** What to do **
Pull every line containing "JSON" out of the material below.
+-------+
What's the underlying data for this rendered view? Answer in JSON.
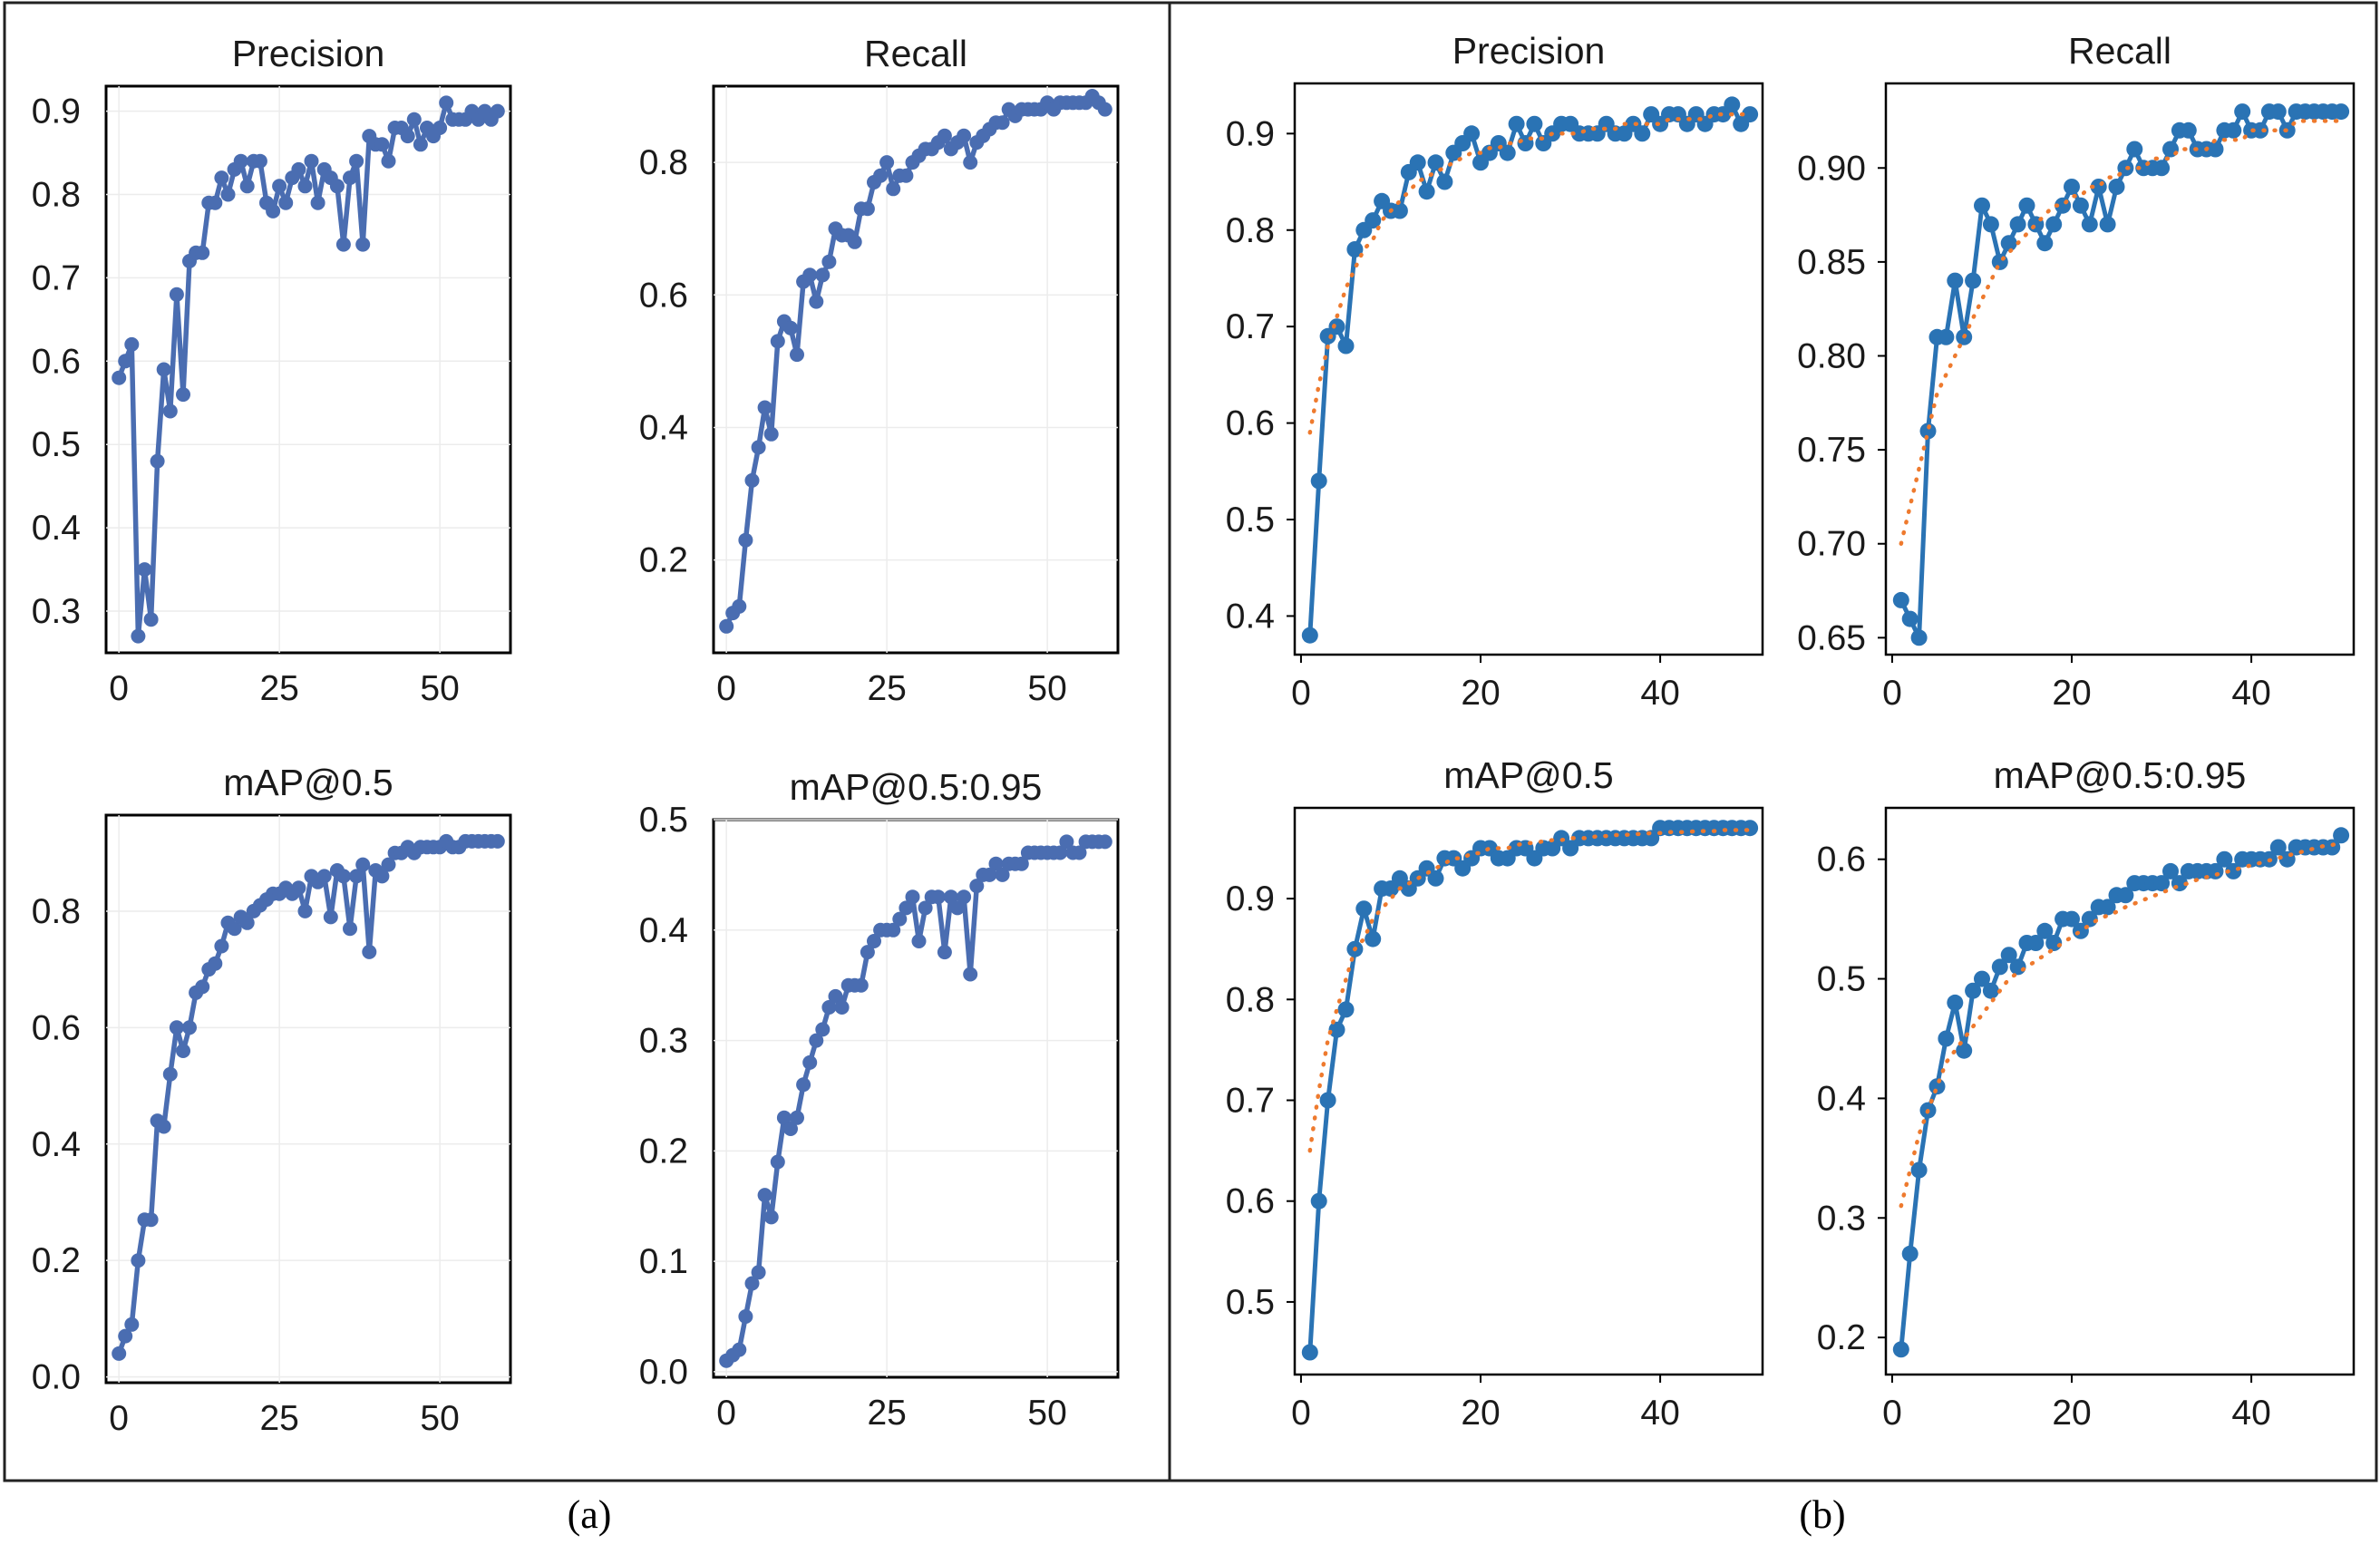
{
  "figure": {
    "captions": [
      "(a)",
      "(b)"
    ],
    "colors": {
      "series_a": "#4a6db1",
      "series_b": "#2a73b4",
      "trend_b": "#ee7a2e"
    }
  },
  "chart_data": [
    {
      "panel": "(a)",
      "type": "line",
      "title": "Precision",
      "xlim": [
        -2,
        61
      ],
      "ylim": [
        0.25,
        0.93
      ],
      "xticks": [
        0,
        25,
        50
      ],
      "yticks": [
        0.3,
        0.4,
        0.5,
        0.6,
        0.7,
        0.8,
        0.9
      ],
      "series": [
        {
          "name": "Precision",
          "color": "#4a6db1",
          "x_start": 0,
          "x_step": 1,
          "values": [
            0.58,
            0.6,
            0.62,
            0.27,
            0.35,
            0.29,
            0.48,
            0.59,
            0.54,
            0.68,
            0.56,
            0.72,
            0.73,
            0.73,
            0.79,
            0.79,
            0.82,
            0.8,
            0.83,
            0.84,
            0.81,
            0.84,
            0.84,
            0.79,
            0.78,
            0.81,
            0.79,
            0.82,
            0.83,
            0.81,
            0.84,
            0.79,
            0.83,
            0.82,
            0.81,
            0.74,
            0.82,
            0.84,
            0.74,
            0.87,
            0.86,
            0.86,
            0.84,
            0.88,
            0.88,
            0.87,
            0.89,
            0.86,
            0.88,
            0.87,
            0.88,
            0.91,
            0.89,
            0.89,
            0.89,
            0.9,
            0.89,
            0.9,
            0.89,
            0.9
          ]
        }
      ]
    },
    {
      "panel": "(a)",
      "type": "line",
      "title": "Recall",
      "xlim": [
        -2,
        61
      ],
      "ylim": [
        0.06,
        0.915
      ],
      "xticks": [
        0,
        25,
        50
      ],
      "yticks": [
        0.2,
        0.4,
        0.6,
        0.8
      ],
      "series": [
        {
          "name": "Recall",
          "color": "#4a6db1",
          "x_start": 0,
          "x_step": 1,
          "values": [
            0.1,
            0.12,
            0.13,
            0.23,
            0.32,
            0.37,
            0.43,
            0.39,
            0.53,
            0.56,
            0.55,
            0.51,
            0.62,
            0.63,
            0.59,
            0.63,
            0.65,
            0.7,
            0.69,
            0.69,
            0.68,
            0.73,
            0.73,
            0.77,
            0.78,
            0.8,
            0.76,
            0.78,
            0.78,
            0.8,
            0.81,
            0.82,
            0.82,
            0.83,
            0.84,
            0.82,
            0.83,
            0.84,
            0.8,
            0.83,
            0.84,
            0.85,
            0.86,
            0.86,
            0.88,
            0.87,
            0.88,
            0.88,
            0.88,
            0.88,
            0.89,
            0.88,
            0.89,
            0.89,
            0.89,
            0.89,
            0.89,
            0.9,
            0.89,
            0.88
          ]
        }
      ]
    },
    {
      "panel": "(a)",
      "type": "line",
      "title": "mAP@0.5",
      "xlim": [
        -2,
        61
      ],
      "ylim": [
        -0.01,
        0.965
      ],
      "xticks": [
        0,
        25,
        50
      ],
      "yticks": [
        0.0,
        0.2,
        0.4,
        0.6,
        0.8
      ],
      "series": [
        {
          "name": "mAP@0.5",
          "color": "#4a6db1",
          "x_start": 0,
          "x_step": 1,
          "values": [
            0.04,
            0.07,
            0.09,
            0.2,
            0.27,
            0.27,
            0.44,
            0.43,
            0.52,
            0.6,
            0.56,
            0.6,
            0.66,
            0.67,
            0.7,
            0.71,
            0.74,
            0.78,
            0.77,
            0.79,
            0.78,
            0.8,
            0.81,
            0.82,
            0.83,
            0.83,
            0.84,
            0.83,
            0.84,
            0.8,
            0.86,
            0.85,
            0.86,
            0.79,
            0.87,
            0.86,
            0.77,
            0.86,
            0.88,
            0.73,
            0.87,
            0.86,
            0.88,
            0.9,
            0.9,
            0.91,
            0.9,
            0.91,
            0.91,
            0.91,
            0.91,
            0.92,
            0.91,
            0.91,
            0.92,
            0.92,
            0.92,
            0.92,
            0.92,
            0.92
          ]
        }
      ]
    },
    {
      "panel": "(a)",
      "type": "line",
      "title": "mAP@0.5:0.95",
      "xlim": [
        -2,
        61
      ],
      "ylim": [
        -0.005,
        0.5
      ],
      "xticks": [
        0,
        25,
        50
      ],
      "yticks": [
        0.0,
        0.1,
        0.2,
        0.3,
        0.4,
        0.5
      ],
      "series": [
        {
          "name": "mAP@0.5:0.95",
          "color": "#4a6db1",
          "x_start": 0,
          "x_step": 1,
          "values": [
            0.01,
            0.015,
            0.02,
            0.05,
            0.08,
            0.09,
            0.16,
            0.14,
            0.19,
            0.23,
            0.22,
            0.23,
            0.26,
            0.28,
            0.3,
            0.31,
            0.33,
            0.34,
            0.33,
            0.35,
            0.35,
            0.35,
            0.38,
            0.39,
            0.4,
            0.4,
            0.4,
            0.41,
            0.42,
            0.43,
            0.39,
            0.42,
            0.43,
            0.43,
            0.38,
            0.43,
            0.42,
            0.43,
            0.36,
            0.44,
            0.45,
            0.45,
            0.46,
            0.45,
            0.46,
            0.46,
            0.46,
            0.47,
            0.47,
            0.47,
            0.47,
            0.47,
            0.47,
            0.48,
            0.47,
            0.47,
            0.48,
            0.48,
            0.48,
            0.48
          ]
        }
      ]
    },
    {
      "panel": "(b)",
      "type": "line",
      "title": "Precision",
      "xlim": [
        -0.7,
        51.4
      ],
      "ylim": [
        0.36,
        0.952
      ],
      "xticks": [
        0,
        20,
        40
      ],
      "yticks": [
        0.4,
        0.5,
        0.6,
        0.7,
        0.8,
        0.9
      ],
      "series": [
        {
          "name": "Precision",
          "color": "#2a73b4",
          "x_start": 1,
          "x_step": 1,
          "values": [
            0.38,
            0.54,
            0.69,
            0.7,
            0.68,
            0.78,
            0.8,
            0.81,
            0.83,
            0.82,
            0.82,
            0.86,
            0.87,
            0.84,
            0.87,
            0.85,
            0.88,
            0.89,
            0.9,
            0.87,
            0.88,
            0.89,
            0.88,
            0.91,
            0.89,
            0.91,
            0.89,
            0.9,
            0.91,
            0.91,
            0.9,
            0.9,
            0.9,
            0.91,
            0.9,
            0.9,
            0.91,
            0.9,
            0.92,
            0.91,
            0.92,
            0.92,
            0.91,
            0.92,
            0.91,
            0.92,
            0.92,
            0.93,
            0.91,
            0.92
          ]
        },
        {
          "name": "Trend",
          "color": "#ee7a2e",
          "style": "dotted",
          "x_start": 1,
          "x_step": 1,
          "values": [
            0.59,
            0.64,
            0.68,
            0.71,
            0.74,
            0.76,
            0.78,
            0.79,
            0.81,
            0.82,
            0.83,
            0.84,
            0.85,
            0.855,
            0.86,
            0.865,
            0.87,
            0.875,
            0.88,
            0.88,
            0.885,
            0.885,
            0.89,
            0.89,
            0.895,
            0.895,
            0.895,
            0.9,
            0.9,
            0.9,
            0.9,
            0.905,
            0.905,
            0.905,
            0.905,
            0.91,
            0.91,
            0.91,
            0.91,
            0.91,
            0.915,
            0.915,
            0.915,
            0.915,
            0.915,
            0.92,
            0.92,
            0.92,
            0.92,
            0.92
          ]
        }
      ]
    },
    {
      "panel": "(b)",
      "type": "line",
      "title": "Recall",
      "xlim": [
        -0.7,
        51.4
      ],
      "ylim": [
        0.641,
        0.945
      ],
      "xticks": [
        0,
        20,
        40
      ],
      "yticks": [
        0.65,
        0.7,
        0.75,
        0.8,
        0.85,
        0.9
      ],
      "series": [
        {
          "name": "Recall",
          "color": "#2a73b4",
          "x_start": 1,
          "x_step": 1,
          "values": [
            0.67,
            0.66,
            0.65,
            0.76,
            0.81,
            0.81,
            0.84,
            0.81,
            0.84,
            0.88,
            0.87,
            0.85,
            0.86,
            0.87,
            0.88,
            0.87,
            0.86,
            0.87,
            0.88,
            0.89,
            0.88,
            0.87,
            0.89,
            0.87,
            0.89,
            0.9,
            0.91,
            0.9,
            0.9,
            0.9,
            0.91,
            0.92,
            0.92,
            0.91,
            0.91,
            0.91,
            0.92,
            0.92,
            0.93,
            0.92,
            0.92,
            0.93,
            0.93,
            0.92,
            0.93,
            0.93,
            0.93,
            0.93,
            0.93,
            0.93
          ]
        },
        {
          "name": "Trend",
          "color": "#ee7a2e",
          "style": "dotted",
          "x_start": 1,
          "x_step": 1,
          "values": [
            0.7,
            0.72,
            0.74,
            0.76,
            0.78,
            0.79,
            0.8,
            0.81,
            0.82,
            0.83,
            0.84,
            0.85,
            0.855,
            0.86,
            0.865,
            0.87,
            0.875,
            0.88,
            0.88,
            0.885,
            0.885,
            0.89,
            0.89,
            0.895,
            0.895,
            0.9,
            0.9,
            0.9,
            0.905,
            0.905,
            0.905,
            0.91,
            0.91,
            0.91,
            0.91,
            0.915,
            0.915,
            0.915,
            0.915,
            0.92,
            0.92,
            0.92,
            0.92,
            0.92,
            0.925,
            0.925,
            0.925,
            0.925,
            0.925,
            0.925
          ]
        }
      ]
    },
    {
      "panel": "(b)",
      "type": "line",
      "title": "mAP@0.5",
      "xlim": [
        -0.7,
        51.4
      ],
      "ylim": [
        0.428,
        0.99
      ],
      "xticks": [
        0,
        20,
        40
      ],
      "yticks": [
        0.5,
        0.6,
        0.7,
        0.8,
        0.9
      ],
      "series": [
        {
          "name": "mAP@0.5",
          "color": "#2a73b4",
          "x_start": 1,
          "x_step": 1,
          "values": [
            0.45,
            0.6,
            0.7,
            0.77,
            0.79,
            0.85,
            0.89,
            0.86,
            0.91,
            0.91,
            0.92,
            0.91,
            0.92,
            0.93,
            0.92,
            0.94,
            0.94,
            0.93,
            0.94,
            0.95,
            0.95,
            0.94,
            0.94,
            0.95,
            0.95,
            0.94,
            0.95,
            0.95,
            0.96,
            0.95,
            0.96,
            0.96,
            0.96,
            0.96,
            0.96,
            0.96,
            0.96,
            0.96,
            0.96,
            0.97,
            0.97,
            0.97,
            0.97,
            0.97,
            0.97,
            0.97,
            0.97,
            0.97,
            0.97,
            0.97
          ]
        },
        {
          "name": "Trend",
          "color": "#ee7a2e",
          "style": "dotted",
          "x_start": 1,
          "x_step": 1,
          "values": [
            0.65,
            0.71,
            0.76,
            0.79,
            0.82,
            0.85,
            0.86,
            0.88,
            0.89,
            0.9,
            0.91,
            0.915,
            0.92,
            0.925,
            0.93,
            0.935,
            0.94,
            0.94,
            0.945,
            0.945,
            0.95,
            0.95,
            0.95,
            0.953,
            0.955,
            0.955,
            0.957,
            0.958,
            0.958,
            0.96,
            0.96,
            0.96,
            0.962,
            0.962,
            0.963,
            0.963,
            0.964,
            0.964,
            0.965,
            0.965,
            0.966,
            0.966,
            0.966,
            0.967,
            0.967,
            0.967,
            0.968,
            0.968,
            0.968,
            0.968
          ]
        }
      ]
    },
    {
      "panel": "(b)",
      "type": "line",
      "title": "mAP@0.5:0.95",
      "xlim": [
        -0.7,
        51.4
      ],
      "ylim": [
        0.169,
        0.643
      ],
      "xticks": [
        0,
        20,
        40
      ],
      "yticks": [
        0.2,
        0.3,
        0.4,
        0.5,
        0.6
      ],
      "series": [
        {
          "name": "mAP@0.5:0.95",
          "color": "#2a73b4",
          "x_start": 1,
          "x_step": 1,
          "values": [
            0.19,
            0.27,
            0.34,
            0.39,
            0.41,
            0.45,
            0.48,
            0.44,
            0.49,
            0.5,
            0.49,
            0.51,
            0.52,
            0.51,
            0.53,
            0.53,
            0.54,
            0.53,
            0.55,
            0.55,
            0.54,
            0.55,
            0.56,
            0.56,
            0.57,
            0.57,
            0.58,
            0.58,
            0.58,
            0.58,
            0.59,
            0.58,
            0.59,
            0.59,
            0.59,
            0.59,
            0.6,
            0.59,
            0.6,
            0.6,
            0.6,
            0.6,
            0.61,
            0.6,
            0.61,
            0.61,
            0.61,
            0.61,
            0.61,
            0.62
          ]
        },
        {
          "name": "Trend",
          "color": "#ee7a2e",
          "style": "dotted",
          "x_start": 1,
          "x_step": 1,
          "values": [
            0.31,
            0.34,
            0.37,
            0.39,
            0.41,
            0.43,
            0.44,
            0.45,
            0.46,
            0.47,
            0.48,
            0.49,
            0.5,
            0.505,
            0.51,
            0.515,
            0.52,
            0.525,
            0.53,
            0.535,
            0.54,
            0.545,
            0.55,
            0.553,
            0.556,
            0.56,
            0.563,
            0.566,
            0.569,
            0.572,
            0.575,
            0.578,
            0.58,
            0.583,
            0.585,
            0.587,
            0.589,
            0.591,
            0.593,
            0.595,
            0.597,
            0.599,
            0.601,
            0.603,
            0.605,
            0.607,
            0.609,
            0.611,
            0.612,
            0.614
          ]
        }
      ]
    }
  ]
}
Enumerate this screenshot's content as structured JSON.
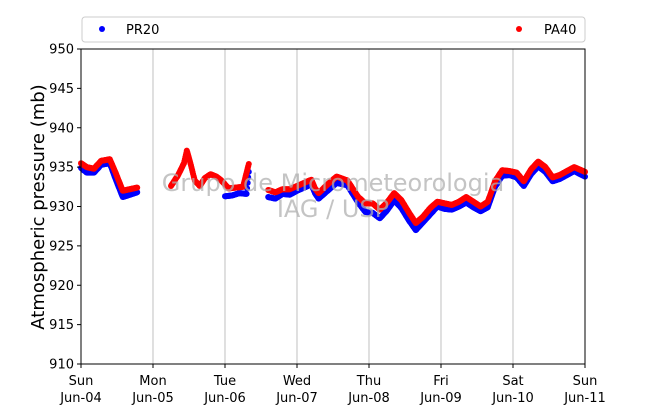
+-------+
** Solution for this problem **
What's the underlying data for this rendered view? Answer in JSON.
Enumerate this screenshot's content as structured JSON.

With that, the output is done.